Return the records word for word. Any pictures in them are not part of the copy.

**EXERCISE MATERIAL:**
....

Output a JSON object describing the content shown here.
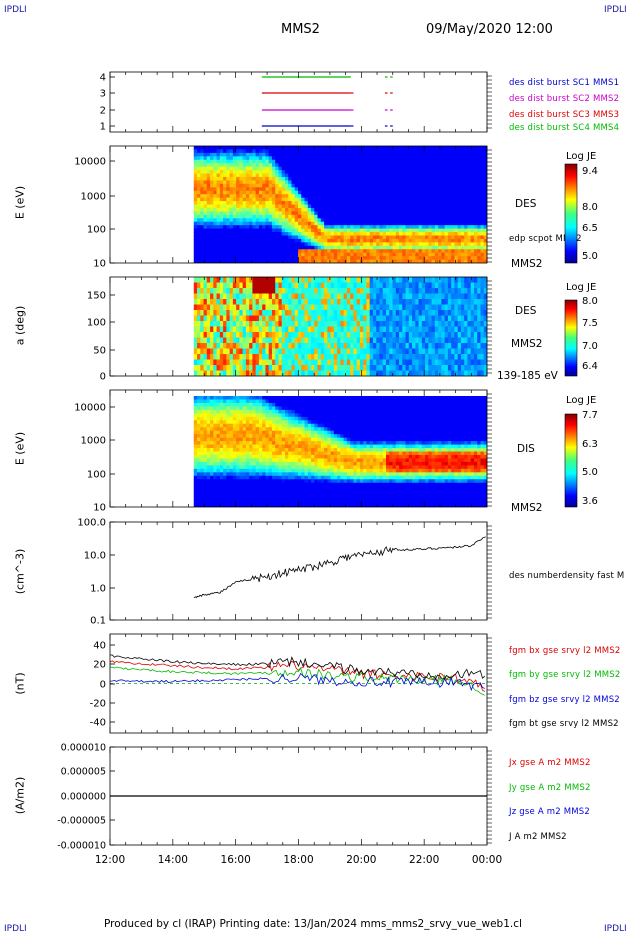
{
  "header": {
    "corner_label": "IPDLI",
    "spacecraft": "MMS2",
    "datetime": "09/May/2020 12:00"
  },
  "time_axis": {
    "ticks": [
      "12:00",
      "14:00",
      "16:00",
      "18:00",
      "20:00",
      "22:00",
      "00:00"
    ]
  },
  "panels": {
    "burst": {
      "ticks": [
        "4",
        "3",
        "2",
        "1"
      ],
      "legend": [
        {
          "text": "des dist burst SC1 MMS1",
          "color": "#0000cc"
        },
        {
          "text": "des dist burst SC2 MMS2",
          "color": "#cc00cc"
        },
        {
          "text": "des dist burst SC3 MMS3",
          "color": "#dd0000"
        },
        {
          "text": "des dist burst SC4 MMS4",
          "color": "#00bb00"
        }
      ]
    },
    "des_energy": {
      "ylabel": "E (eV)",
      "ticks": [
        "10000",
        "1000",
        "100",
        "10"
      ],
      "label_species": "DES",
      "label_extra": "edp scpot MMS2",
      "label_sc": "MMS2",
      "colorbar": {
        "title": "Log JE",
        "ticks": [
          "9.4",
          "8.0",
          "6.5",
          "5.0"
        ]
      }
    },
    "des_pitch": {
      "ylabel": "a (deg)",
      "ticks": [
        "150",
        "100",
        "50",
        "0"
      ],
      "label_species": "DES",
      "label_sc": "MMS2",
      "label_range": "139-185 eV",
      "colorbar": {
        "title": "Log JE",
        "ticks": [
          "8.0",
          "7.5",
          "7.0",
          "6.4"
        ]
      }
    },
    "dis_energy": {
      "ylabel": "E (eV)",
      "ticks": [
        "10000",
        "1000",
        "100",
        "10"
      ],
      "label_species": "DIS",
      "label_sc": "MMS2",
      "colorbar": {
        "title": "Log JE",
        "ticks": [
          "7.7",
          "6.3",
          "5.0",
          "3.6"
        ]
      }
    },
    "density": {
      "ylabel": "(cm^-3)",
      "ticks": [
        "100.0",
        "10.0",
        "1.0",
        "0.1"
      ],
      "label": "des numberdensity fast M"
    },
    "bfield": {
      "ylabel": "(nT)",
      "ticks": [
        "40",
        "20",
        "0",
        "-20",
        "-40"
      ],
      "legend": [
        {
          "text": "fgm bx gse srvy l2 MMS2",
          "color": "#dd0000"
        },
        {
          "text": "fgm by gse srvy l2 MMS2",
          "color": "#00bb00"
        },
        {
          "text": "fgm bz gse srvy l2 MMS2",
          "color": "#0000dd"
        },
        {
          "text": "fgm bt gse srvy l2 MMS2",
          "color": "#000000"
        }
      ]
    },
    "current": {
      "ylabel": "(A/m2)",
      "ticks": [
        "0.000010",
        "0.000005",
        "0.000000",
        "-0.000005",
        "-0.000010"
      ],
      "legend": [
        {
          "text": "Jx gse A m2 MMS2",
          "color": "#dd0000"
        },
        {
          "text": "Jy gse A m2 MMS2",
          "color": "#00bb00"
        },
        {
          "text": "Jz gse A m2 MMS2",
          "color": "#0000dd"
        },
        {
          "text": "J A m2 MMS2",
          "color": "#000000"
        }
      ]
    }
  },
  "footer": {
    "text": "Produced by cl (IRAP)   Printing date: 13/Jan/2024   mms_mms2_srvy_vue_web1.cl"
  },
  "chart_data": [
    {
      "type": "line",
      "title": "burst intervals",
      "ylim": [
        1,
        4
      ],
      "x_range": [
        "12:00",
        "00:00"
      ],
      "series": [
        {
          "name": "des dist burst SC1 MMS1",
          "value": 1,
          "intervals": [
            [
              "16:50",
              "19:40"
            ],
            [
              "19:40",
              "19:45"
            ],
            [
              "20:45",
              "20:50"
            ],
            [
              "20:55",
              "21:00"
            ]
          ]
        },
        {
          "name": "des dist burst SC2 MMS2",
          "value": 2,
          "intervals": [
            [
              "16:50",
              "19:40"
            ],
            [
              "19:40",
              "19:45"
            ],
            [
              "20:45",
              "20:50"
            ],
            [
              "20:55",
              "21:00"
            ]
          ]
        },
        {
          "name": "des dist burst SC3 MMS3",
          "value": 3,
          "intervals": [
            [
              "16:50",
              "19:40"
            ],
            [
              "19:40",
              "19:45"
            ],
            [
              "20:45",
              "20:50"
            ],
            [
              "20:55",
              "21:00"
            ]
          ]
        },
        {
          "name": "des dist burst SC4 MMS4",
          "value": 4,
          "intervals": [
            [
              "16:50",
              "19:40"
            ],
            [
              "20:45",
              "20:50"
            ],
            [
              "20:55",
              "21:00"
            ]
          ]
        }
      ]
    },
    {
      "type": "heatmap",
      "ylabel": "E (eV)",
      "ylim": [
        10,
        30000
      ],
      "yscale": "log",
      "data_start": "14:40",
      "colorbar_range": [
        5.0,
        9.4
      ]
    },
    {
      "type": "heatmap",
      "ylabel": "a (deg)",
      "ylim": [
        0,
        180
      ],
      "data_start": "14:40",
      "colorbar_range": [
        6.4,
        8.0
      ]
    },
    {
      "type": "heatmap",
      "ylabel": "E (eV)",
      "ylim": [
        10,
        30000
      ],
      "yscale": "log",
      "data_start": "14:40",
      "colorbar_range": [
        3.6,
        7.7
      ]
    },
    {
      "type": "line",
      "ylabel": "(cm^-3)",
      "yscale": "log",
      "ylim": [
        0.1,
        100
      ],
      "series": [
        {
          "name": "des numberdensity fast M",
          "x": [
            "14:40",
            "15:00",
            "15:30",
            "16:00",
            "16:30",
            "17:00",
            "17:30",
            "18:00",
            "18:30",
            "19:00",
            "19:30",
            "20:00",
            "20:30",
            "21:00",
            "21:30",
            "22:00",
            "22:30",
            "23:00",
            "23:30",
            "00:00"
          ],
          "y": [
            0.5,
            0.6,
            0.7,
            1.4,
            1.8,
            2.2,
            2.8,
            3.5,
            4.5,
            6.0,
            8.5,
            10,
            12,
            15,
            14,
            15,
            16,
            17,
            19,
            40
          ]
        }
      ]
    },
    {
      "type": "line",
      "ylabel": "(nT)",
      "ylim": [
        -50,
        50
      ],
      "x": [
        "12:00",
        "13:00",
        "14:00",
        "15:00",
        "16:00",
        "17:00",
        "18:00",
        "19:00",
        "20:00",
        "21:00",
        "22:00",
        "23:00",
        "00:00"
      ],
      "series": [
        {
          "name": "fgm bx gse srvy l2 MMS2",
          "values": [
            22,
            20,
            18,
            16,
            15,
            16,
            18,
            14,
            10,
            8,
            7,
            6,
            -5
          ]
        },
        {
          "name": "fgm by gse srvy l2 MMS2",
          "values": [
            16,
            14,
            12,
            11,
            10,
            11,
            12,
            8,
            6,
            5,
            4,
            3,
            -8
          ]
        },
        {
          "name": "fgm bz gse srvy l2 MMS2",
          "values": [
            3,
            2,
            2,
            3,
            4,
            5,
            6,
            3,
            2,
            1,
            1,
            1,
            -4
          ]
        },
        {
          "name": "fgm bt gse srvy l2 MMS2",
          "values": [
            28,
            25,
            22,
            20,
            19,
            20,
            22,
            17,
            13,
            11,
            10,
            9,
            10
          ]
        }
      ]
    },
    {
      "type": "line",
      "ylabel": "(A/m2)",
      "ylim": [
        -1e-05,
        1e-05
      ],
      "series": [
        {
          "name": "J A m2 MMS2",
          "x": [
            "12:00",
            "00:00"
          ],
          "y": [
            0,
            0
          ]
        }
      ]
    }
  ]
}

....

**SOLUTION TO THE PROBLEM:**
Output a JSON object describing the content shown here.
{
  "header": {
    "corner_label": "IPDLI",
    "spacecraft": "MMS2",
    "datetime": "09/May/2020 12:00"
  },
  "time_axis": {
    "ticks": [
      "12:00",
      "14:00",
      "16:00",
      "18:00",
      "20:00",
      "22:00",
      "00:00"
    ]
  },
  "panels": {
    "burst": {
      "ticks": [
        "4",
        "3",
        "2",
        "1"
      ],
      "legend": [
        {
          "text": "des dist burst SC1 MMS1",
          "color": "#0000cc"
        },
        {
          "text": "des dist burst SC2 MMS2",
          "color": "#cc00cc"
        },
        {
          "text": "des dist burst SC3 MMS3",
          "color": "#dd0000"
        },
        {
          "text": "des dist burst SC4 MMS4",
          "color": "#00bb00"
        }
      ]
    },
    "des_energy": {
      "ylabel": "E (eV)",
      "ticks": [
        "10000",
        "1000",
        "100",
        "10"
      ],
      "label_species": "DES",
      "label_extra": "edp scpot MMS2",
      "label_sc": "MMS2",
      "colorbar": {
        "title": "Log JE",
        "ticks": [
          "9.4",
          "8.0",
          "6.5",
          "5.0"
        ]
      }
    },
    "des_pitch": {
      "ylabel": "a (deg)",
      "ticks": [
        "150",
        "100",
        "50",
        "0"
      ],
      "label_species": "DES",
      "label_sc": "MMS2",
      "label_range": "139-185 eV",
      "colorbar": {
        "title": "Log JE",
        "ticks": [
          "8.0",
          "7.5",
          "7.0",
          "6.4"
        ]
      }
    },
    "dis_energy": {
      "ylabel": "E (eV)",
      "ticks": [
        "10000",
        "1000",
        "100",
        "10"
      ],
      "label_species": "DIS",
      "label_sc": "MMS2",
      "colorbar": {
        "title": "Log JE",
        "ticks": [
          "7.7",
          "6.3",
          "5.0",
          "3.6"
        ]
      }
    },
    "density": {
      "ylabel": "(cm^-3)",
      "ticks": [
        "100.0",
        "10.0",
        "1.0",
        "0.1"
      ],
      "label": "des numberdensity fast M"
    },
    "bfield": {
      "ylabel": "(nT)",
      "ticks": [
        "40",
        "20",
        "0",
        "-20",
        "-40"
      ],
      "legend": [
        {
          "text": "fgm bx gse srvy l2 MMS2",
          "color": "#dd0000"
        },
        {
          "text": "fgm by gse srvy l2 MMS2",
          "color": "#00bb00"
        },
        {
          "text": "fgm bz gse srvy l2 MMS2",
          "color": "#0000dd"
        },
        {
          "text": "fgm bt gse srvy l2 MMS2",
          "color": "#000000"
        }
      ]
    },
    "current": {
      "ylabel": "(A/m2)",
      "ticks": [
        "0.000010",
        "0.000005",
        "0.000000",
        "-0.000005",
        "-0.000010"
      ],
      "legend": [
        {
          "text": "Jx gse A m2 MMS2",
          "color": "#dd0000"
        },
        {
          "text": "Jy gse A m2 MMS2",
          "color": "#00bb00"
        },
        {
          "text": "Jz gse A m2 MMS2",
          "color": "#0000dd"
        },
        {
          "text": "J A m2 MMS2",
          "color": "#000000"
        }
      ]
    }
  },
  "footer": {
    "text": "Produced by cl (IRAP)   Printing date: 13/Jan/2024   mms_mms2_srvy_vue_web1.cl"
  },
  "chart_data": [
    {
      "type": "line",
      "title": "burst intervals",
      "ylim": [
        1,
        4
      ],
      "x_range": [
        "12:00",
        "00:00"
      ],
      "series": [
        {
          "name": "des dist burst SC1 MMS1",
          "value": 1,
          "intervals": [
            [
              "16:50",
              "19:40"
            ],
            [
              "19:40",
              "19:45"
            ],
            [
              "20:45",
              "20:50"
            ],
            [
              "20:55",
              "21:00"
            ]
          ]
        },
        {
          "name": "des dist burst SC2 MMS2",
          "value": 2,
          "intervals": [
            [
              "16:50",
              "19:40"
            ],
            [
              "19:40",
              "19:45"
            ],
            [
              "20:45",
              "20:50"
            ],
            [
              "20:55",
              "21:00"
            ]
          ]
        },
        {
          "name": "des dist burst SC3 MMS3",
          "value": 3,
          "intervals": [
            [
              "16:50",
              "19:40"
            ],
            [
              "19:40",
              "19:45"
            ],
            [
              "20:45",
              "20:50"
            ],
            [
              "20:55",
              "21:00"
            ]
          ]
        },
        {
          "name": "des dist burst SC4 MMS4",
          "value": 4,
          "intervals": [
            [
              "16:50",
              "19:40"
            ],
            [
              "20:45",
              "20:50"
            ],
            [
              "20:55",
              "21:00"
            ]
          ]
        }
      ]
    },
    {
      "type": "heatmap",
      "ylabel": "E (eV)",
      "ylim": [
        10,
        30000
      ],
      "yscale": "log",
      "data_start": "14:40",
      "colorbar_range": [
        5.0,
        9.4
      ]
    },
    {
      "type": "heatmap",
      "ylabel": "a (deg)",
      "ylim": [
        0,
        180
      ],
      "data_start": "14:40",
      "colorbar_range": [
        6.4,
        8.0
      ]
    },
    {
      "type": "heatmap",
      "ylabel": "E (eV)",
      "ylim": [
        10,
        30000
      ],
      "yscale": "log",
      "data_start": "14:40",
      "colorbar_range": [
        3.6,
        7.7
      ]
    },
    {
      "type": "line",
      "ylabel": "(cm^-3)",
      "yscale": "log",
      "ylim": [
        0.1,
        100
      ],
      "series": [
        {
          "name": "des numberdensity fast M",
          "x": [
            "14:40",
            "15:00",
            "15:30",
            "16:00",
            "16:30",
            "17:00",
            "17:30",
            "18:00",
            "18:30",
            "19:00",
            "19:30",
            "20:00",
            "20:30",
            "21:00",
            "21:30",
            "22:00",
            "22:30",
            "23:00",
            "23:30",
            "00:00"
          ],
          "y": [
            0.5,
            0.6,
            0.7,
            1.4,
            1.8,
            2.2,
            2.8,
            3.5,
            4.5,
            6.0,
            8.5,
            10,
            12,
            15,
            14,
            15,
            16,
            17,
            19,
            40
          ]
        }
      ]
    },
    {
      "type": "line",
      "ylabel": "(nT)",
      "ylim": [
        -50,
        50
      ],
      "x": [
        "12:00",
        "13:00",
        "14:00",
        "15:00",
        "16:00",
        "17:00",
        "18:00",
        "19:00",
        "20:00",
        "21:00",
        "22:00",
        "23:00",
        "00:00"
      ],
      "series": [
        {
          "name": "fgm bx gse srvy l2 MMS2",
          "values": [
            22,
            20,
            18,
            16,
            15,
            16,
            18,
            14,
            10,
            8,
            7,
            6,
            -5
          ]
        },
        {
          "name": "fgm by gse srvy l2 MMS2",
          "values": [
            16,
            14,
            12,
            11,
            10,
            11,
            12,
            8,
            6,
            5,
            4,
            3,
            -8
          ]
        },
        {
          "name": "fgm bz gse srvy l2 MMS2",
          "values": [
            3,
            2,
            2,
            3,
            4,
            5,
            6,
            3,
            2,
            1,
            1,
            1,
            -4
          ]
        },
        {
          "name": "fgm bt gse srvy l2 MMS2",
          "values": [
            28,
            25,
            22,
            20,
            19,
            20,
            22,
            17,
            13,
            11,
            10,
            9,
            10
          ]
        }
      ]
    },
    {
      "type": "line",
      "ylabel": "(A/m2)",
      "ylim": [
        -1e-05,
        1e-05
      ],
      "series": [
        {
          "name": "J A m2 MMS2",
          "x": [
            "12:00",
            "00:00"
          ],
          "y": [
            0,
            0
          ]
        }
      ]
    }
  ]
}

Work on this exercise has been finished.